> **What you have to do**: In the data, extract each line that holds the string "this".

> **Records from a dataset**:
———
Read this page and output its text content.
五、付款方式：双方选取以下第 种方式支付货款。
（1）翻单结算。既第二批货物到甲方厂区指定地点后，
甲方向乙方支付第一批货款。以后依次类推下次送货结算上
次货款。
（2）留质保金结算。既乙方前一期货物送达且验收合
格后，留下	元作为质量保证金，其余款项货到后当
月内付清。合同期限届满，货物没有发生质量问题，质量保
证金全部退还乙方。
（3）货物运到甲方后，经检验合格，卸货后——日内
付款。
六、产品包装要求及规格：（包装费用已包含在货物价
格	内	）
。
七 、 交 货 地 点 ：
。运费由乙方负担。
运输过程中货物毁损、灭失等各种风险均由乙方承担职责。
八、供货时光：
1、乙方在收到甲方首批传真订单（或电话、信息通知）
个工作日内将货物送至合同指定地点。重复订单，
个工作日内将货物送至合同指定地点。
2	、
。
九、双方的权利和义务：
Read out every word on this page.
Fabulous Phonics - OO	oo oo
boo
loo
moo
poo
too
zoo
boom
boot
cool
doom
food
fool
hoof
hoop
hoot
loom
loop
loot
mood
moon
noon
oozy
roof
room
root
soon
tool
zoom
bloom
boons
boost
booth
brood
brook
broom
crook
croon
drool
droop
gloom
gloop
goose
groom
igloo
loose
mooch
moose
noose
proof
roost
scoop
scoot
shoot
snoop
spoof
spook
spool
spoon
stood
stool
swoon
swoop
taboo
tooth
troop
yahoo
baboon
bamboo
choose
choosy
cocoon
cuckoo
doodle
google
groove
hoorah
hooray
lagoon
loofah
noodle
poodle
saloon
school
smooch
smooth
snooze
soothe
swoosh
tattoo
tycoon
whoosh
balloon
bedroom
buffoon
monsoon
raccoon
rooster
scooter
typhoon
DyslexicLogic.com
———
> **Solution below**:
Read this page and output its text content.
Read out every word on this page.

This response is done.